[Transcribed page data]
=====

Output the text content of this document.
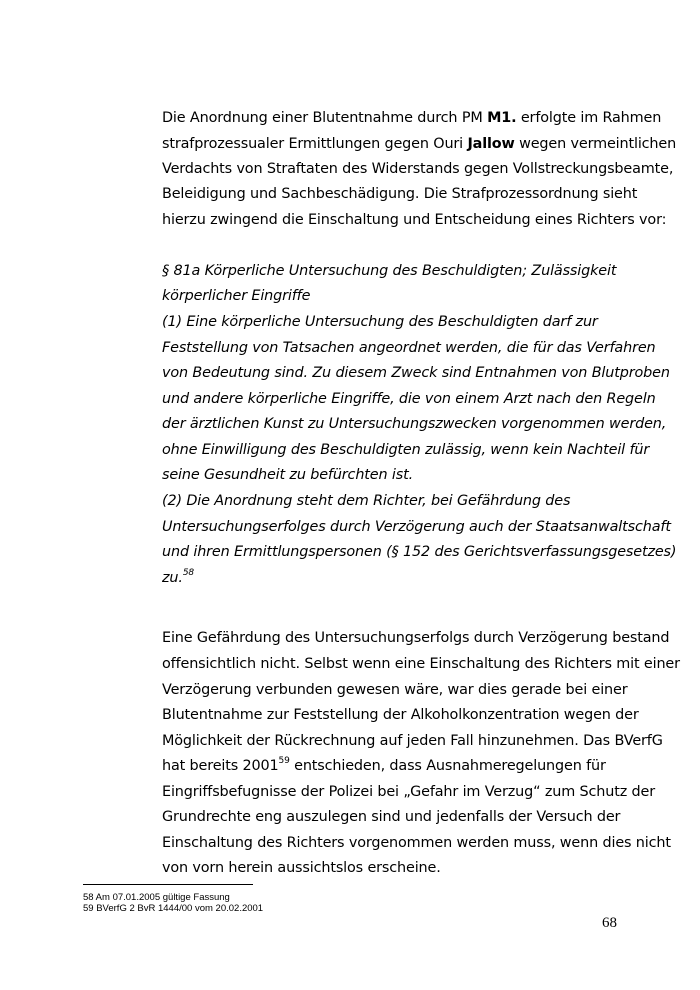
Die Anordnung einer Blutentnahme durch PM M1. erfolgte im Rahmen
strafprozessualer Ermittlungen gegen Ouri Jallow wegen vermeintlichen
Verdachts von Straftaten des Widerstands gegen Vollstreckungsbeamte,
Beleidigung und Sachbeschädigung. Die Strafprozessordnung sieht
hierzu zwingend die Einschaltung und Entscheidung eines Richters vor:
§ 81a Körperliche Untersuchung des Beschuldigten; Zulässigkeit
körperlicher Eingriffe
(1) Eine körperliche Untersuchung des Beschuldigten darf zur
Feststellung von Tatsachen angeordnet werden, die für das Verfahren
von Bedeutung sind. Zu diesem Zweck sind Entnahmen von Blutproben
und andere körperliche Eingriffe, die von einem Arzt nach den Regeln
der ärztlichen Kunst zu Untersuchungszwecken vorgenommen werden,
ohne Einwilligung des Beschuldigten zulässig, wenn kein Nachteil für
seine Gesundheit zu befürchten ist.
(2) Die Anordnung steht dem Richter, bei Gefährdung des
Untersuchungserfolges durch Verzögerung auch der Staatsanwaltschaft
und ihren Ermittlungspersonen (§ 152 des Gerichtsverfassungsgesetzes)
zu.$^{58}$
Eine Gefährdung des Untersuchungserfolgs durch Verzögerung bestand
offensichtlich nicht. Selbst wenn eine Einschaltung des Richters mit einer
Verzögerung verbunden gewesen wäre, war dies gerade bei einer
Blutentnahme zur Feststellung der Alkoholkonzentration wegen der
Möglichkeit der Rückrechnung auf jeden Fall hinzunehmen. Das BVerfG
hat bereits 2001$^{59}$ entschieden, dass Ausnahmeregelungen für
Eingriffsbefugnisse der Polizei bei „Gefahr im Verzug“ zum Schutz der
Grundrechte eng auszulegen sind und jedenfalls der Versuch der
Einschaltung des Richters vorgenommen werden muss, wenn dies nicht
von vorn herein aussichtslos erscheine.
58 Am 07.01.2005 gültige Fassung
59 BVerfG 2 BvR 1444/00 vom 20.02.2001
68
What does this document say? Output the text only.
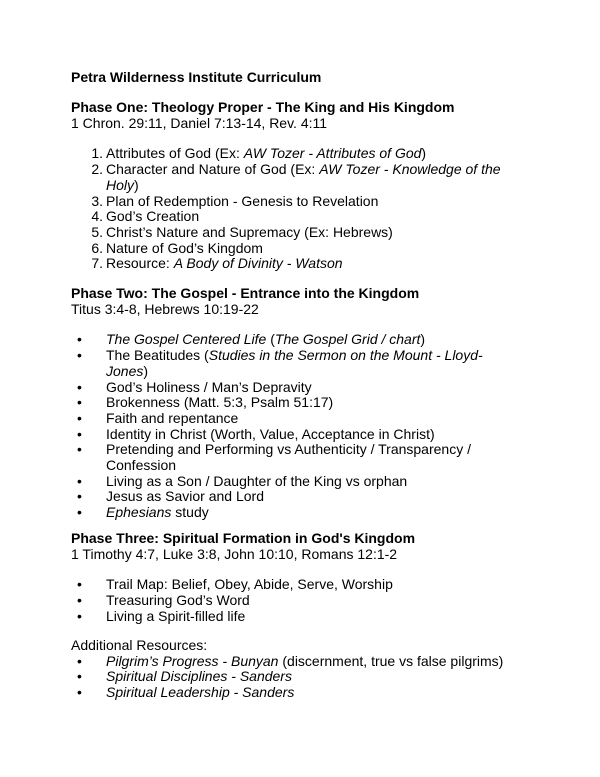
Petra Wilderness Institute Curriculum
Phase One: Theology Proper - The King and His Kingdom
1 Chron. 29:11, Daniel 7:13-14, Rev. 4:11
1. Attributes of God (Ex: AW Tozer - Attributes of God)
2. Character and Nature of God (Ex: AW Tozer - Knowledge of the Holy)
3. Plan of Redemption - Genesis to Revelation
4. God’s Creation
5. Christ’s Nature and Supremacy (Ex: Hebrews)
6. Nature of God’s Kingdom
7. Resource: A Body of Divinity - Watson
Phase Two: The Gospel - Entrance into the Kingdom
Titus 3:4-8, Hebrews 10:19-22
•	The Gospel Centered Life (The Gospel Grid / chart)
•	The Beatitudes (Studies in the Sermon on the Mount - Lloyd-Jones)
•	God’s Holiness / Man’s Depravity
•	Brokenness (Matt. 5:3, Psalm 51:17)
•	Faith and repentance
•	Identity in Christ (Worth, Value, Acceptance in Christ)
•	Pretending and Performing vs Authenticity / Transparency / Confession
•	Living as a Son / Daughter of the King vs orphan
•	Jesus as Savior and Lord
•	Ephesians study
Phase Three: Spiritual Formation in God's Kingdom
1 Timothy 4:7, Luke 3:8, John 10:10, Romans 12:1-2
•	Trail Map: Belief, Obey, Abide, Serve, Worship
•	Treasuring God’s Word
•	Living a Spirit-filled life
Additional Resources:
•	Pilgrim’s Progress - Bunyan (discernment, true vs false pilgrims)
•	Spiritual Disciplines - Sanders
•	Spiritual Leadership - Sanders
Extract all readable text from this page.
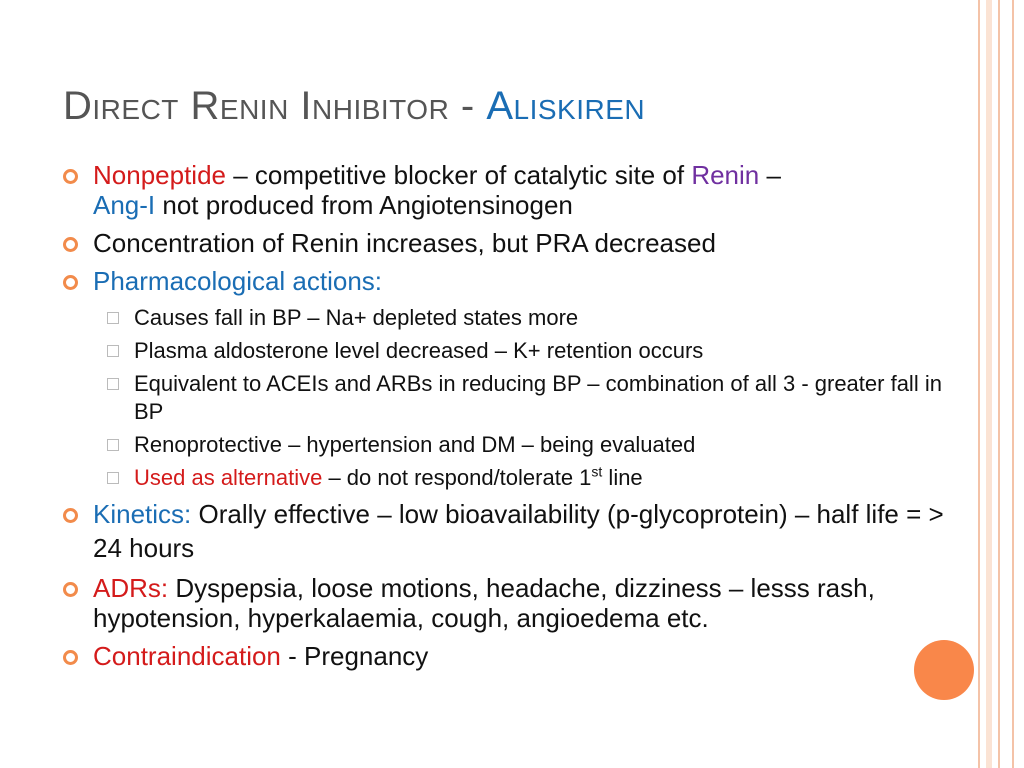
Direct Renin Inhibitor - Aliskiren
Nonpeptide – competitive blocker of catalytic site of Renin –
Ang-I not produced from Angiotensinogen
Concentration of Renin increases, but PRA decreased
Pharmacological actions:
Causes fall in BP – Na+ depleted states more
Plasma aldosterone level decreased – K+ retention occurs
Equivalent to ACEIs and ARBs in reducing BP – combination of all 3 - greater fall in BP
Renoprotective – hypertension and DM – being evaluated
Used as alternative – do not respond/tolerate 1st line
Kinetics: Orally effective – low bioavailability (p-glycoprotein) – half life = > 24 hours
ADRs: Dyspepsia, loose motions, headache, dizziness – lesss rash, hypotension, hyperkalaemia, cough, angioedema etc.
Contraindication - Pregnancy
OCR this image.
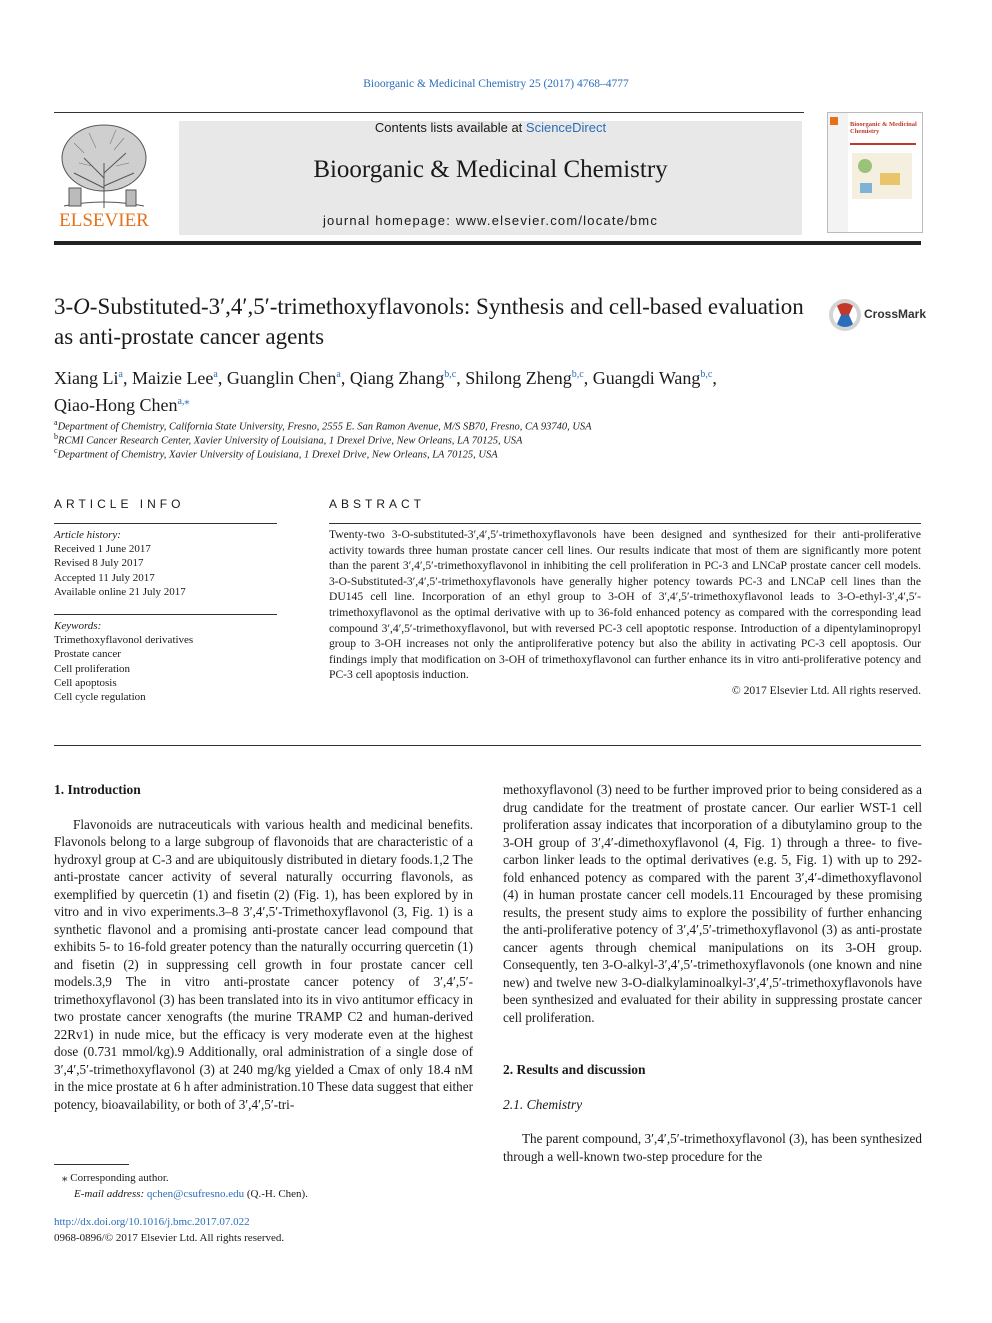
Bioorganic & Medicinal Chemistry 25 (2017) 4768–4777
ELSEVIER
Contents lists available at ScienceDirect
Bioorganic & Medicinal Chemistry
journal homepage: www.elsevier.com/locate/bmc
Bioorganic & Medicinal Chemistry
3-O-Substituted-3′,4′,5′-trimethoxyflavonols: Synthesis and cell-based evaluation as anti-prostate cancer agents
CrossMark
Xiang Li$^a$, Maizie Lee$^a$, Guanglin Chen$^a$, Qiang Zhang$^{b,c}$, Shilong Zheng$^{b,c}$, Guangdi Wang$^{b,c}$,
Qiao-Hong Chen$^{a,⁎}$
$^a$Department of Chemistry, California State University, Fresno, 2555 E. San Ramon Avenue, M/S SB70, Fresno, CA 93740, USA
$^b$RCMI Cancer Research Center, Xavier University of Louisiana, 1 Drexel Drive, New Orleans, LA 70125, USA
$^c$Department of Chemistry, Xavier University of Louisiana, 1 Drexel Drive, New Orleans, LA 70125, USA
ARTICLE INFO
Article history:
Received 1 June 2017
Revised 8 July 2017
Accepted 11 July 2017
Available online 21 July 2017
Keywords:
Trimethoxyflavonol derivatives
Prostate cancer
Cell proliferation
Cell apoptosis
Cell cycle regulation
ABSTRACT
Twenty-two 3-O-substituted-3′,4′,5′-trimethoxyflavonols have been designed and synthesized for their anti-proliferative activity towards three human prostate cancer cell lines. Our results indicate that most of them are significantly more potent than the parent 3′,4′,5′-trimethoxyflavonol in inhibiting the cell proliferation in PC-3 and LNCaP prostate cancer cell models. 3-O-Substituted-3′,4′,5′-trimethoxyflavonols have generally higher potency towards PC-3 and LNCaP cell lines than the DU145 cell line. Incorporation of an ethyl group to 3-OH of 3′,4′,5′-trimethoxyflavonol leads to 3-O-ethyl-3′,4′,5′-trimethoxyflavonol as the optimal derivative with up to 36-fold enhanced potency as compared with the corresponding lead compound 3′,4′,5′-trimethoxyflavonol, but with reversed PC-3 cell apoptotic response. Introduction of a dipentylaminopropyl group to 3-OH increases not only the antiproliferative potency but also the ability in activating PC-3 cell apoptosis. Our findings imply that modification on 3-OH of trimethoxyflavonol can further enhance its in vitro anti-proliferative potency and PC-3 cell apoptosis induction.
© 2017 Elsevier Ltd. All rights reserved.
1. Introduction

Flavonoids are nutraceuticals with various health and medicinal benefits. Flavonols belong to a large subgroup of flavonoids that are characteristic of a hydroxyl group at C-3 and are ubiquitously distributed in dietary foods.1,2 The anti-prostate cancer activity of several naturally occurring flavonols, as exemplified by quercetin (1) and fisetin (2) (Fig. 1), has been explored by in vitro and in vivo experiments.3–8 3′,4′,5′-Trimethoxyflavonol (3, Fig. 1) is a synthetic flavonol and a promising anti-prostate cancer lead compound that exhibits 5- to 16-fold greater potency than the naturally occurring quercetin (1) and fisetin (2) in suppressing cell growth in four prostate cancer cell models.3,9 The in vitro anti-prostate cancer potency of 3′,4′,5′-trimethoxyflavonol (3) has been translated into its in vivo antitumor efficacy in two prostate cancer xenografts (the murine TRAMP C2 and human-derived 22Rv1) in nude mice, but the efficacy is very moderate even at the highest dose (0.731 mmol/kg).9 Additionally, oral administration of a single dose of 3′,4′,5′-trimethoxyflavonol (3) at 240 mg/kg yielded a Cmax of only 18.4 nM in the mice prostate at 6 h after administration.10 These data suggest that either potency, bioavailability, or both of 3′,4′,5′-tri-

⁎ Corresponding author.
E-mail address: qchen@csufresno.edu (Q.-H. Chen).
http://dx.doi.org/10.1016/j.bmc.2017.07.022
0968-0896/© 2017 Elsevier Ltd. All rights reserved.

methoxyflavonol (3) need to be further improved prior to being considered as a drug candidate for the treatment of prostate cancer. Our earlier WST-1 cell proliferation assay indicates that incorporation of a dibutylamino group to the 3-OH group of 3′,4′-dimethoxyflavonol (4, Fig. 1) through a three- to five-carbon linker leads to the optimal derivatives (e.g. 5, Fig. 1) with up to 292-fold enhanced potency as compared with the parent 3′,4′-dimethoxyflavonol (4) in human prostate cancer cell models.11 Encouraged by these promising results, the present study aims to explore the possibility of further enhancing the anti-proliferative potency of 3′,4′,5′-trimethoxyflavonol (3) as anti-prostate cancer agents through chemical manipulations on its 3-OH group. Consequently, ten 3-O-alkyl-3′,4′,5′-trimethoxyflavonols (one known and nine new) and twelve new 3-O-dialkylaminoalkyl-3′,4′,5′-trimethoxyflavonols have been synthesized and evaluated for their ability in suppressing prostate cancer cell proliferation.

2. Results and discussion
2.1. Chemistry

The parent compound, 3′,4′,5′-trimethoxyflavonol (3), has been synthesized through a well-known two-step procedure for the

=====

Work through the records line by line, and once you reach the final line, report only how many held "Living".

2